[Source data]
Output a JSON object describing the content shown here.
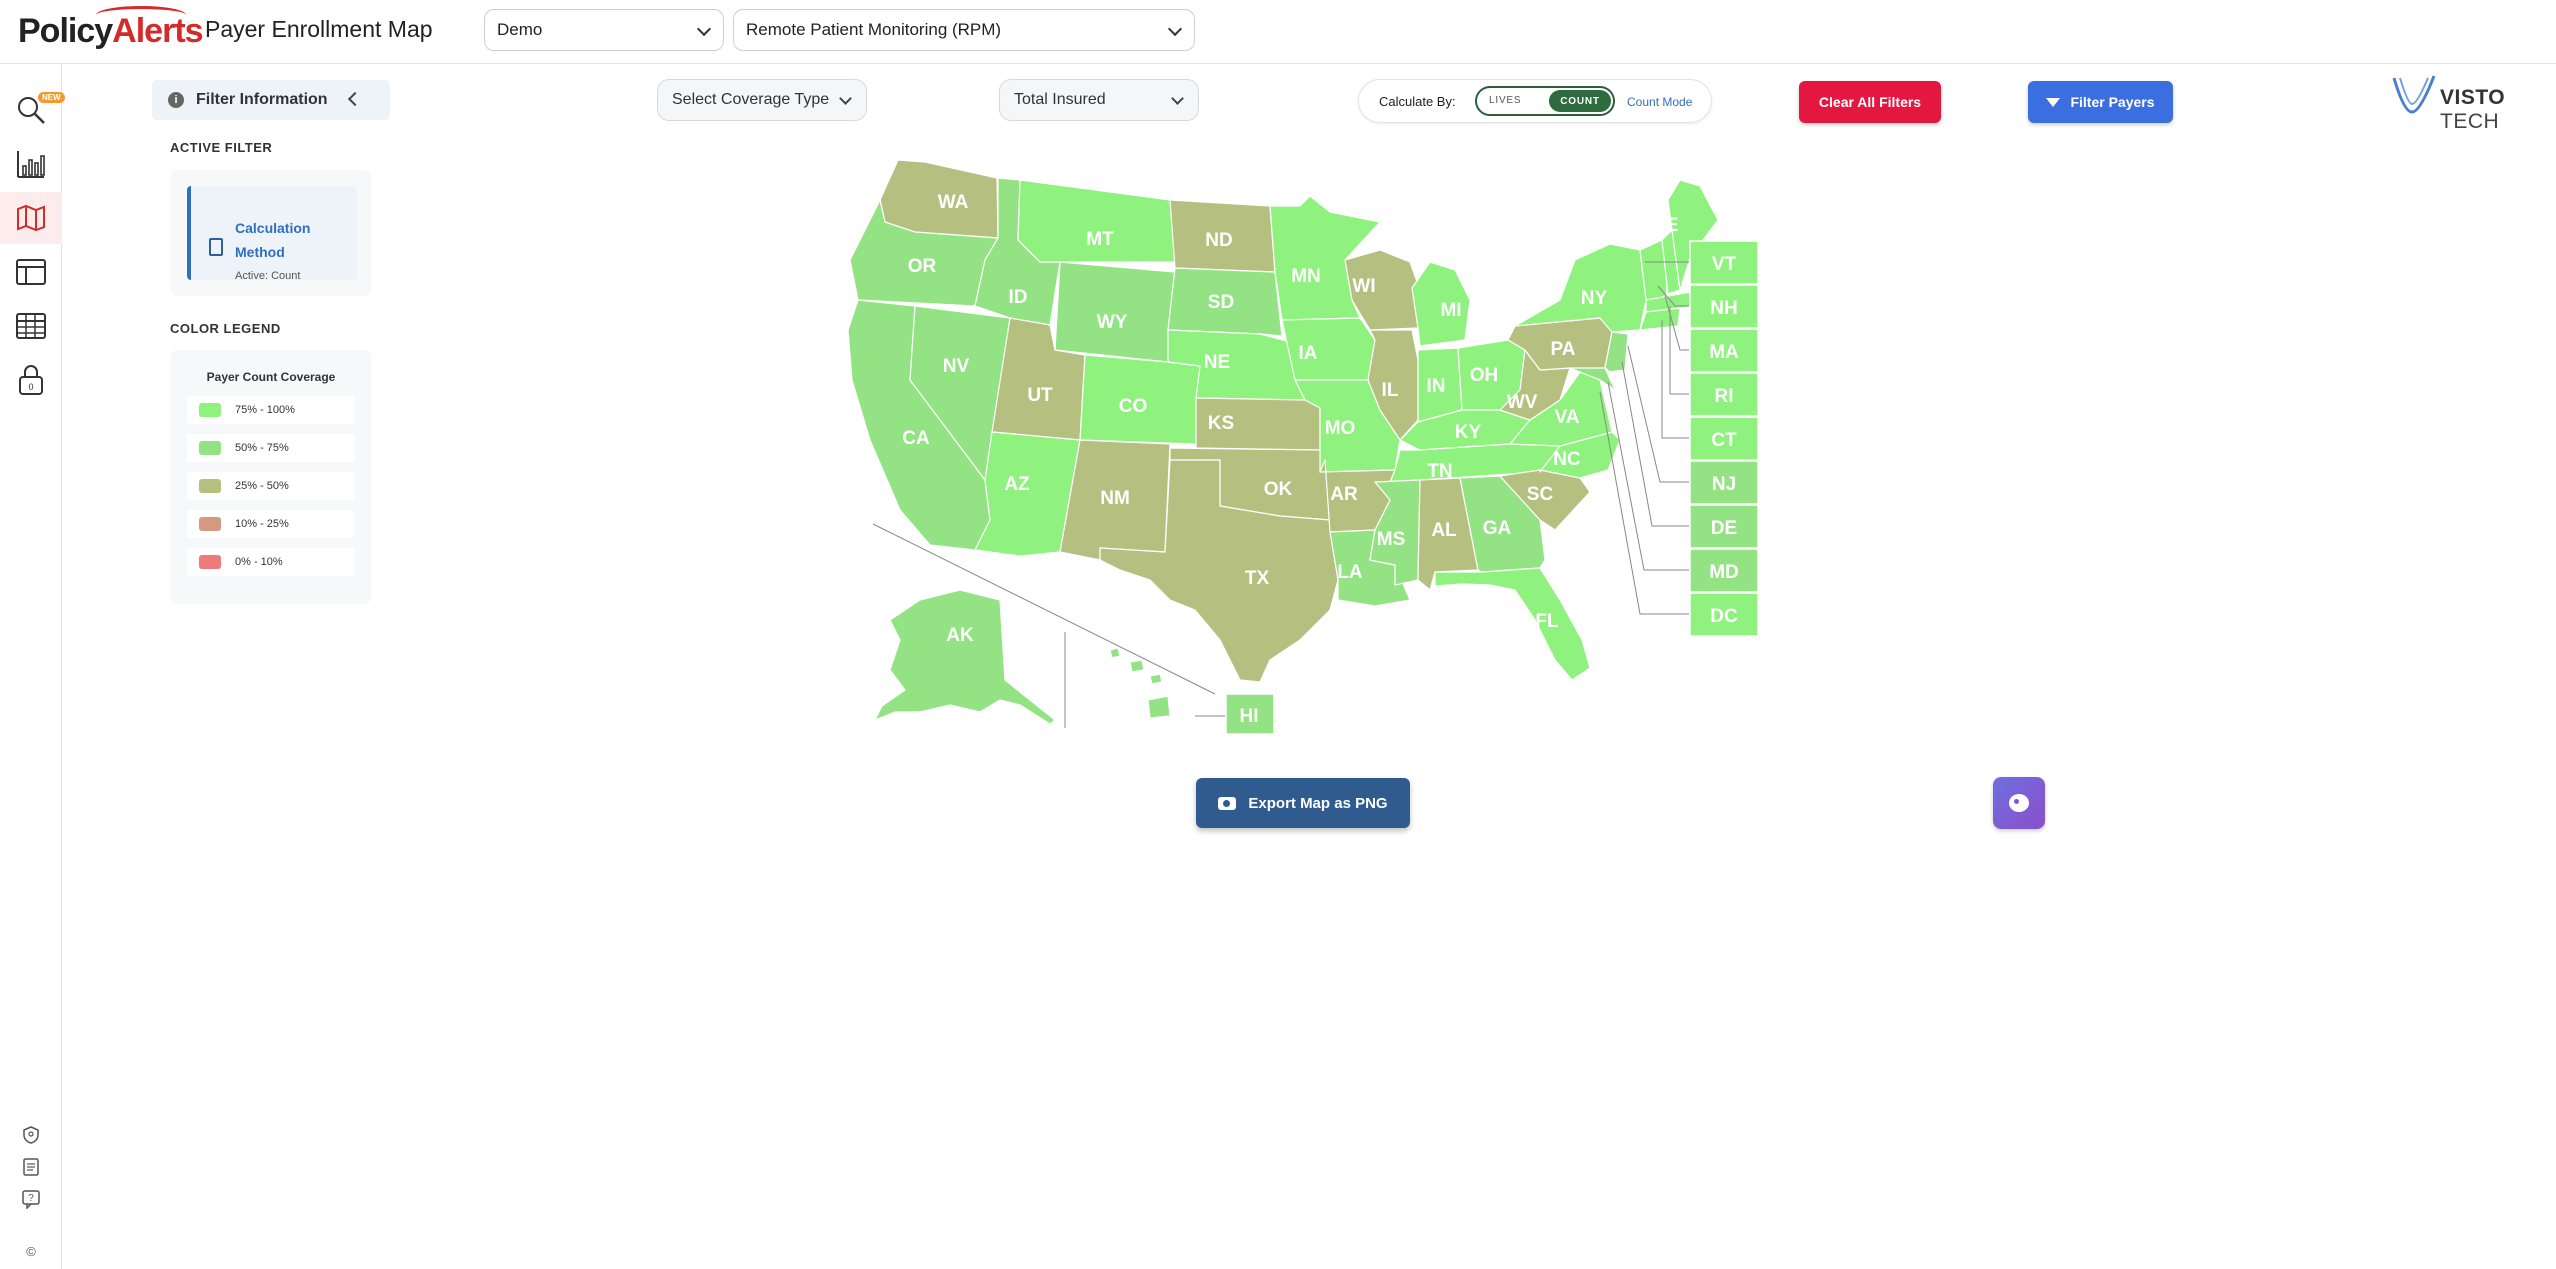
{
  "header": {
    "logo_part1": "Policy",
    "logo_part2": "Alerts",
    "title": "Payer Enrollment Map",
    "org_select": "Demo",
    "service_select": "Remote Patient Monitoring (RPM)"
  },
  "rail": {
    "new_badge": "NEW",
    "items": [
      "search-icon",
      "bar-chart-icon",
      "map-icon",
      "layout-icon",
      "table-icon",
      "lock-icon"
    ],
    "lock_count": "0",
    "bottom_items": [
      "shield-icon",
      "document-icon",
      "help-icon"
    ],
    "copyright": "©"
  },
  "filter_panel": {
    "title": "Filter Information",
    "active_filter_label": "ACTIVE FILTER",
    "active_card_title": "Calculation Method",
    "active_card_sub": "Active: Count",
    "color_legend_label": "COLOR LEGEND",
    "legend_title": "Payer Count Coverage",
    "legend": [
      {
        "label": "75% - 100%",
        "color": "#8ff27e"
      },
      {
        "label": "50% - 75%",
        "color": "#93e384"
      },
      {
        "label": "25% - 50%",
        "color": "#b5c080"
      },
      {
        "label": "10% - 25%",
        "color": "#d49a80"
      },
      {
        "label": "0% - 10%",
        "color": "#ee7a7a"
      }
    ]
  },
  "toolbar": {
    "coverage_select": "Select Coverage Type",
    "insured_select": "Total Insured",
    "calculate_label": "Calculate By:",
    "toggle_lives": "LIVES",
    "toggle_count": "COUNT",
    "mode_label": "Count Mode",
    "clear_button": "Clear All Filters",
    "filter_button": "Filter Payers",
    "brand_a": "VISTO",
    "brand_b": "TECH"
  },
  "map": {
    "colors": {
      "high": "#8ff27e",
      "mid": "#93e384",
      "low": "#b5c080"
    },
    "states": {
      "WA": "low",
      "OR": "mid",
      "CA": "mid",
      "NV": "mid",
      "ID": "mid",
      "MT": "high",
      "WY": "mid",
      "UT": "low",
      "AZ": "high",
      "CO": "high",
      "NM": "low",
      "ND": "low",
      "SD": "mid",
      "NE": "high",
      "KS": "low",
      "OK": "low",
      "TX": "low",
      "MN": "high",
      "IA": "high",
      "MO": "high",
      "AR": "low",
      "LA": "mid",
      "WI": "low",
      "IL": "low",
      "MI": "high",
      "IN": "high",
      "OH": "high",
      "KY": "high",
      "TN": "high",
      "MS": "mid",
      "AL": "low",
      "GA": "mid",
      "FL": "high",
      "SC": "low",
      "NC": "high",
      "VA": "high",
      "WV": "low",
      "PA": "low",
      "NY": "high",
      "ME": "high",
      "AK": "mid",
      "HI": "mid",
      "VT": "high",
      "NH": "high",
      "MA": "high",
      "RI": "high",
      "CT": "high",
      "NJ": "mid",
      "DE": "mid",
      "MD": "mid",
      "DC": "high"
    }
  },
  "export_button": "Export Map as PNG",
  "palette_button": "palette-icon"
}
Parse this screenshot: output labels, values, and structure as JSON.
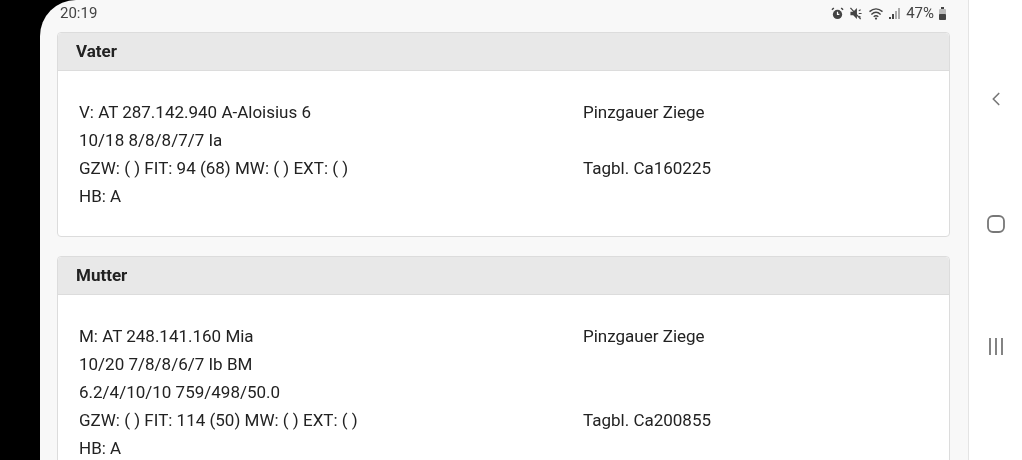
{
  "status_bar": {
    "time": "20:19",
    "battery": "47%"
  },
  "cards": [
    {
      "title": "Vater",
      "lines": [
        {
          "left": "V: AT 287.142.940 A-Aloisius 6",
          "right": "Pinzgauer Ziege"
        },
        {
          "left": "10/18 8/8/8/7/7 Ia"
        },
        {
          "left": "GZW: ( ) FIT: 94 (68) MW: ( ) EXT: ( )",
          "right": "Tagbl. Ca160225"
        },
        {
          "left": "HB: A"
        }
      ]
    },
    {
      "title": "Mutter",
      "lines": [
        {
          "left": "M: AT 248.141.160 Mia",
          "right": "Pinzgauer Ziege"
        },
        {
          "left": "10/20 7/8/8/6/7 Ib BM"
        },
        {
          "left": "6.2/4/10/10 759/498/50.0"
        },
        {
          "left": "GZW: ( ) FIT: 114 (50) MW: ( ) EXT: ( )",
          "right": "Tagbl. Ca200855"
        },
        {
          "left": "HB: A"
        }
      ]
    }
  ]
}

- **OBJECTIVE**:
Locate "Parse this screenshot: output" in the entries above. Copy, exactly and only, the lines from that line to the end, leaving out the pictures.

- **CORRECT OUTPUT**:
Parse this screenshot: output labels, values, and structure as JSON.
{
  "status_bar": {
    "time": "20:19",
    "battery": "47%"
  },
  "cards": [
    {
      "title": "Vater",
      "lines": [
        {
          "left": "V: AT 287.142.940 A-Aloisius 6",
          "right": "Pinzgauer Ziege"
        },
        {
          "left": "10/18 8/8/8/7/7 Ia"
        },
        {
          "left": "GZW: ( ) FIT: 94 (68) MW: ( ) EXT: ( )",
          "right": "Tagbl. Ca160225"
        },
        {
          "left": "HB: A"
        }
      ]
    },
    {
      "title": "Mutter",
      "lines": [
        {
          "left": "M: AT 248.141.160 Mia",
          "right": "Pinzgauer Ziege"
        },
        {
          "left": "10/20 7/8/8/6/7 Ib BM"
        },
        {
          "left": "6.2/4/10/10 759/498/50.0"
        },
        {
          "left": "GZW: ( ) FIT: 114 (50) MW: ( ) EXT: ( )",
          "right": "Tagbl. Ca200855"
        },
        {
          "left": "HB: A"
        }
      ]
    }
  ]
}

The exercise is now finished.